* **What is being asked**
Reproduce every entry in the listing without alteration.

* **Extracted material**

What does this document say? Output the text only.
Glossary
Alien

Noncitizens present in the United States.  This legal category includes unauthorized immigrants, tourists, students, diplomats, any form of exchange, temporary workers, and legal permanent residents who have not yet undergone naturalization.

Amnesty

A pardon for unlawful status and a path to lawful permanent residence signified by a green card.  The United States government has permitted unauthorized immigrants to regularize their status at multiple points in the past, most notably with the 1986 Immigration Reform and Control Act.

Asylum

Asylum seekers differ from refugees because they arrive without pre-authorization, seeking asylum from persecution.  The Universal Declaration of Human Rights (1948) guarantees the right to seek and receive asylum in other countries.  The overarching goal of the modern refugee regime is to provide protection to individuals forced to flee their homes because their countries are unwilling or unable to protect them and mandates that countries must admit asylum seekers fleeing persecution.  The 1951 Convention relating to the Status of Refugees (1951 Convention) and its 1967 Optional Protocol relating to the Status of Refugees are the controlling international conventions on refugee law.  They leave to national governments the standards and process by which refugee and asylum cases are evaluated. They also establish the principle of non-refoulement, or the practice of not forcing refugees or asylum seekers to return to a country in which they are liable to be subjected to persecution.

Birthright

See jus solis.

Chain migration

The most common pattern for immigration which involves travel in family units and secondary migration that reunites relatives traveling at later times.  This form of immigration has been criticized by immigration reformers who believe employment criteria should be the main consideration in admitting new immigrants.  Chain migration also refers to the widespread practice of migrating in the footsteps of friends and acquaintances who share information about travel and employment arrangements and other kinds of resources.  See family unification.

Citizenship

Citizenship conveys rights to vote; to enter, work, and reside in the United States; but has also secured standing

* **Solution**
What does this document say? Output the text only.
Glossary
Alien

Noncitizens present in the United States.  This legal category includes unauthorized immigrants, tourists, students, diplomats, any form of exchange, temporary workers, and legal permanent residents who have not yet undergone naturalization.

Amnesty

A pardon for unlawful status and a path to lawful permanent residence signified by a green card.  The United States government has permitted unauthorized immigrants to regularize their status at multiple points in the past, most notably with the 1986 Immigration Reform and Control Act.

Asylum

Asylum seekers differ from refugees because they arrive without pre-authorization, seeking asylum from persecution.  The Universal Declaration of Human Rights (1948) guarantees the right to seek and receive asylum in other countries.  The overarching goal of the modern refugee regime is to provide protection to individuals forced to flee their homes because their countries are unwilling or unable to protect them and mandates that countries must admit asylum seekers fleeing persecution.  The 1951 Convention relating to the Status of Refugees (1951 Convention) and its 1967 Optional Protocol relating to the Status of Refugees are the controlling international conventions on refugee law.  They leave to national governments the standards and process by which refugee and asylum cases are evaluated. They also establish the principle of non-refoulement, or the practice of not forcing refugees or asylum seekers to return to a country in which they are liable to be subjected to persecution.

Birthright

See jus solis.

Chain migration

The most common pattern for immigration which involves travel in family units and secondary migration that reunites relatives traveling at later times.  This form of immigration has been criticized by immigration reformers who believe employment criteria should be the main consideration in admitting new immigrants.  Chain migration also refers to the widespread practice of migrating in the footsteps of friends and acquaintances who share information about travel and employment arrangements and other kinds of resources.  See family unification.

Citizenship

Citizenship conveys rights to vote; to enter, work, and reside in the United States; but has also secured standing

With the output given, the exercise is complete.